▶ **Exercise aim**
Quote the listing below in its entirety.
------ Extracted information
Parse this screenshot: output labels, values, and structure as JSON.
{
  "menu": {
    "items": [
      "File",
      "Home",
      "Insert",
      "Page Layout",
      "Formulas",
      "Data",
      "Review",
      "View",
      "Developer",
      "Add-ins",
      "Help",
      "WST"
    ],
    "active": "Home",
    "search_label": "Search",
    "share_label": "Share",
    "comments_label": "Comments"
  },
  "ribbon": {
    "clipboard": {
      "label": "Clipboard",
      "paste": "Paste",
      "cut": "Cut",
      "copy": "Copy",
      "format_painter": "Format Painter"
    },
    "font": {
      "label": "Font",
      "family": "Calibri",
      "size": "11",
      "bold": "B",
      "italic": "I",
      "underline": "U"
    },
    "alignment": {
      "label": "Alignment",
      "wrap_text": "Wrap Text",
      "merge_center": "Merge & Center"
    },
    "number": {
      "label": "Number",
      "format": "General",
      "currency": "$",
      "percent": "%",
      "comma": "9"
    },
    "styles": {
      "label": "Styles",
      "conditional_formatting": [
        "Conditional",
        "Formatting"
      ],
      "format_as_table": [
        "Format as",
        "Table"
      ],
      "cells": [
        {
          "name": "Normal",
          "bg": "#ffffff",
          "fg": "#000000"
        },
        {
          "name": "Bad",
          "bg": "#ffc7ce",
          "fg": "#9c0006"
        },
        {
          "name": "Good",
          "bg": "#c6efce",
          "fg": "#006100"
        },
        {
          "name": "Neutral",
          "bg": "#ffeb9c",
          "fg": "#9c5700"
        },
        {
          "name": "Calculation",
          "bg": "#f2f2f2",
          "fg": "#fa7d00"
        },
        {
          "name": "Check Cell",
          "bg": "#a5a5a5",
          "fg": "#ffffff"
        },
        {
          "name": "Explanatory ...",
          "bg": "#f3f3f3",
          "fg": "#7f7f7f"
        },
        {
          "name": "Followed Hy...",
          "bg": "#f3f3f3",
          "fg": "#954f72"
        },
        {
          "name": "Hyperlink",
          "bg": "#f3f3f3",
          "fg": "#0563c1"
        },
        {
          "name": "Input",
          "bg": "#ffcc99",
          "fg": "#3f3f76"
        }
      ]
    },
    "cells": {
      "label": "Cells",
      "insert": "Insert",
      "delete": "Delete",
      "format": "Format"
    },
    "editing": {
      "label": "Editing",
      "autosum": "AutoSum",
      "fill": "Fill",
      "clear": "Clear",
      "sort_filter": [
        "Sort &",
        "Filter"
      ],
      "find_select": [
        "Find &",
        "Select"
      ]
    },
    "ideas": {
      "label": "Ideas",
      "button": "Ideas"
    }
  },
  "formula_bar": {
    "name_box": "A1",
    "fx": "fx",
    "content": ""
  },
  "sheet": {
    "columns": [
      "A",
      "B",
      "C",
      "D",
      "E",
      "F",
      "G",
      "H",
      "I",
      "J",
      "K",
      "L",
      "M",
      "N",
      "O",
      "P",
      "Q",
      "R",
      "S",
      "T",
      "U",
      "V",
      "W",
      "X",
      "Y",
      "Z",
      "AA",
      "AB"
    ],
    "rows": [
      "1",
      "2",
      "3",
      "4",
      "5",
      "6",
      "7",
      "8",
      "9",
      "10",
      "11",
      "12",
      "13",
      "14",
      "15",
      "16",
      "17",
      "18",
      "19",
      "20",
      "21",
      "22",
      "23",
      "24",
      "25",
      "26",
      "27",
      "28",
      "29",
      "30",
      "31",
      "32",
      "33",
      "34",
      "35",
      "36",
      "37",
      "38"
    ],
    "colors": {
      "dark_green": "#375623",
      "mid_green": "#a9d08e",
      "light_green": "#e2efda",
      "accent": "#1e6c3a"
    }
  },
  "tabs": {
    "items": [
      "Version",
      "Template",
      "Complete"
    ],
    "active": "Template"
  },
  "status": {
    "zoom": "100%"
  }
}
------------
▶ **Result of this exercise**
Parse this screenshot: output labels, values, and structure as JSON.
{
  "menu": {
    "items": [
      "File",
      "Home",
      "Insert",
      "Page Layout",
      "Formulas",
      "Data",
      "Review",
      "View",
      "Developer",
      "Add-ins",
      "Help",
      "WST"
    ],
    "active": "Home",
    "search_label": "Search",
    "share_label": "Share",
    "comments_label": "Comments"
  },
  "ribbon": {
    "clipboard": {
      "label": "Clipboard",
      "paste": "Paste",
      "cut": "Cut",
      "copy": "Copy",
      "format_painter": "Format Painter"
    },
    "font": {
      "label": "Font",
      "family": "Calibri",
      "size": "11",
      "bold": "B",
      "italic": "I",
      "underline": "U"
    },
    "alignment": {
      "label": "Alignment",
      "wrap_text": "Wrap Text",
      "merge_center": "Merge & Center"
    },
    "number": {
      "label": "Number",
      "format": "General",
      "currency": "$",
      "percent": "%",
      "comma": "9"
    },
    "styles": {
      "label": "Styles",
      "conditional_formatting": [
        "Conditional",
        "Formatting"
      ],
      "format_as_table": [
        "Format as",
        "Table"
      ],
      "cells": [
        {
          "name": "Normal",
          "bg": "#ffffff",
          "fg": "#000000"
        },
        {
          "name": "Bad",
          "bg": "#ffc7ce",
          "fg": "#9c0006"
        },
        {
          "name": "Good",
          "bg": "#c6efce",
          "fg": "#006100"
        },
        {
          "name": "Neutral",
          "bg": "#ffeb9c",
          "fg": "#9c5700"
        },
        {
          "name": "Calculation",
          "bg": "#f2f2f2",
          "fg": "#fa7d00"
        },
        {
          "name": "Check Cell",
          "bg": "#a5a5a5",
          "fg": "#ffffff"
        },
        {
          "name": "Explanatory ...",
          "bg": "#f3f3f3",
          "fg": "#7f7f7f"
        },
        {
          "name": "Followed Hy...",
          "bg": "#f3f3f3",
          "fg": "#954f72"
        },
        {
          "name": "Hyperlink",
          "bg": "#f3f3f3",
          "fg": "#0563c1"
        },
        {
          "name": "Input",
          "bg": "#ffcc99",
          "fg": "#3f3f76"
        }
      ]
    },
    "cells": {
      "label": "Cells",
      "insert": "Insert",
      "delete": "Delete",
      "format": "Format"
    },
    "editing": {
      "label": "Editing",
      "autosum": "AutoSum",
      "fill": "Fill",
      "clear": "Clear",
      "sort_filter": [
        "Sort &",
        "Filter"
      ],
      "find_select": [
        "Find &",
        "Select"
      ]
    },
    "ideas": {
      "label": "Ideas",
      "button": "Ideas"
    }
  },
  "formula_bar": {
    "name_box": "A1",
    "fx": "fx",
    "content": ""
  },
  "sheet": {
    "columns": [
      "A",
      "B",
      "C",
      "D",
      "E",
      "F",
      "G",
      "H",
      "I",
      "J",
      "K",
      "L",
      "M",
      "N",
      "O",
      "P",
      "Q",
      "R",
      "S",
      "T",
      "U",
      "V",
      "W",
      "X",
      "Y",
      "Z",
      "AA",
      "AB"
    ],
    "rows": [
      "1",
      "2",
      "3",
      "4",
      "5",
      "6",
      "7",
      "8",
      "9",
      "10",
      "11",
      "12",
      "13",
      "14",
      "15",
      "16",
      "17",
      "18",
      "19",
      "20",
      "21",
      "22",
      "23",
      "24",
      "25",
      "26",
      "27",
      "28",
      "29",
      "30",
      "31",
      "32",
      "33",
      "34",
      "35",
      "36",
      "37",
      "38"
    ],
    "colors": {
      "dark_green": "#375623",
      "mid_green": "#a9d08e",
      "light_green": "#e2efda",
      "accent": "#1e6c3a"
    }
  },
  "tabs": {
    "items": [
      "Version",
      "Template",
      "Complete"
    ],
    "active": "Template"
  },
  "status": {
    "zoom": "100%"
  }
}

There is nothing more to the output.